Aim: Extract all lines that hold the string "name".

[Data extracted from a collection]
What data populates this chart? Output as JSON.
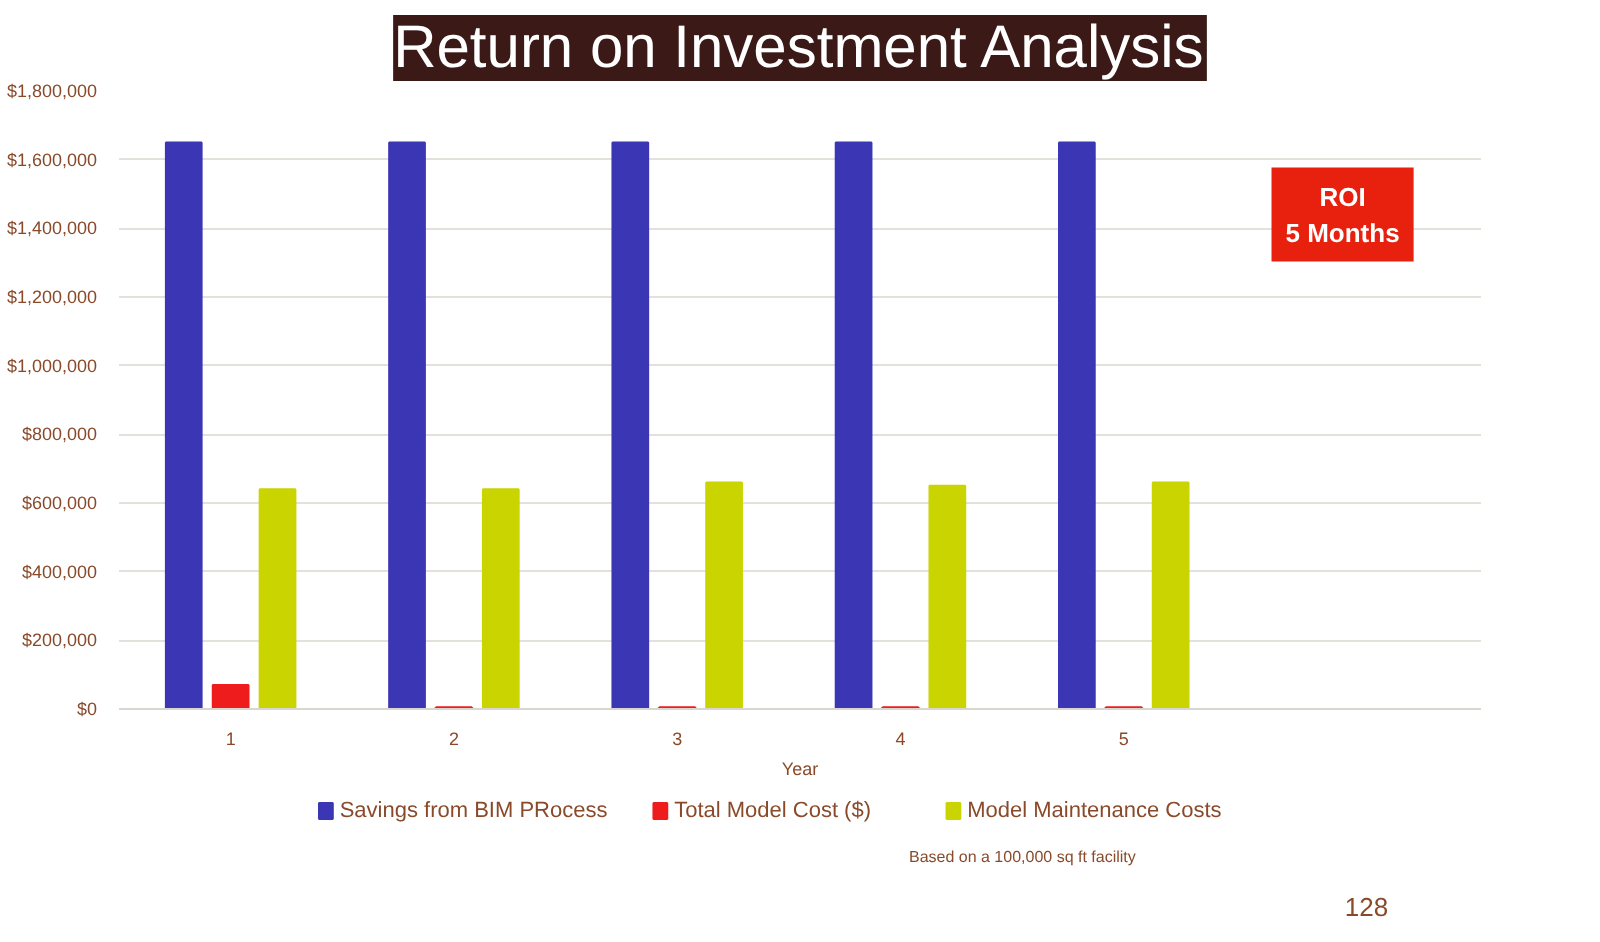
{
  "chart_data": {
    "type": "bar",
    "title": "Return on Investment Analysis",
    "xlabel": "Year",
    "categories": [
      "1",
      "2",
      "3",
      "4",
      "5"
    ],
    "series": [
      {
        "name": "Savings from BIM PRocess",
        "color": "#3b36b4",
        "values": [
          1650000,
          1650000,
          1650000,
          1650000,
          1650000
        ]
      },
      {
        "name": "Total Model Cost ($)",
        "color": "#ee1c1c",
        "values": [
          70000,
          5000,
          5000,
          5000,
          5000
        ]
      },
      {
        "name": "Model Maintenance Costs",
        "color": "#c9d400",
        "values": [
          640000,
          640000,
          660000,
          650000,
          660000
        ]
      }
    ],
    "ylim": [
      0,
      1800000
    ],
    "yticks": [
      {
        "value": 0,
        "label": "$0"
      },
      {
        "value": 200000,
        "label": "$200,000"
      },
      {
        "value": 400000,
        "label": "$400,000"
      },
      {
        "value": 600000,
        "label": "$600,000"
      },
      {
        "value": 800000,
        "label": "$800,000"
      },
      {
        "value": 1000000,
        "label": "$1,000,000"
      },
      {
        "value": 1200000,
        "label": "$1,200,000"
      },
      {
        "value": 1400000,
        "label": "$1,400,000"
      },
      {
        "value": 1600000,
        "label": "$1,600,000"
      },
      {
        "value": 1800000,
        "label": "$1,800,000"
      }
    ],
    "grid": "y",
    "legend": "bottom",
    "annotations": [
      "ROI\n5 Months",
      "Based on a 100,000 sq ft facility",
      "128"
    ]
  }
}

Result for this task:
        "name": "Savings from BIM PRocess",
        "name": "Total Model Cost ($)",
        "name": "Model Maintenance Costs",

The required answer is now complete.